---------- The records

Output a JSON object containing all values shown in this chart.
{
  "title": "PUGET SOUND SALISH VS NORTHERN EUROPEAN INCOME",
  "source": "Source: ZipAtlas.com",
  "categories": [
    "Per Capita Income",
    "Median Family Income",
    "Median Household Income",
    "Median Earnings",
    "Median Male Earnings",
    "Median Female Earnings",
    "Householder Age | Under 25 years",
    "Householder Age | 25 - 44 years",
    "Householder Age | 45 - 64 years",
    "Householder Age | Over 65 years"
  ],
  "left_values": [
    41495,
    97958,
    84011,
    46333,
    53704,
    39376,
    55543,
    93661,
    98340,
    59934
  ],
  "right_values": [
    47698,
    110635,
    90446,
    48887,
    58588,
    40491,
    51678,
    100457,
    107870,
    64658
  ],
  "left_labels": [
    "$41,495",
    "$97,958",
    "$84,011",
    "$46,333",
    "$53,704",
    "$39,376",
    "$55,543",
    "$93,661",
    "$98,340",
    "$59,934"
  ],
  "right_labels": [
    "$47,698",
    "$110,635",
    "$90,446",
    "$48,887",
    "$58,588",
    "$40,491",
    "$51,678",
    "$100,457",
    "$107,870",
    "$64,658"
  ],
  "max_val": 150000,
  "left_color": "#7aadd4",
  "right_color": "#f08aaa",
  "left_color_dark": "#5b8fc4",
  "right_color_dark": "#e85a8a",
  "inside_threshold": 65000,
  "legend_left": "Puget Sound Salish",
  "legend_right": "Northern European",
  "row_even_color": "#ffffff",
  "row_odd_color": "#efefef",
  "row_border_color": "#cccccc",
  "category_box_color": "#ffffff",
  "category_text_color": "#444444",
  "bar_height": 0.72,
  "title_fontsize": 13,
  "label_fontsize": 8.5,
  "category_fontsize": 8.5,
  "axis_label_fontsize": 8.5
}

--------------------

Only a number is expected here: the count of lines in the listing that hold the string "Earnings".

** Task result **
3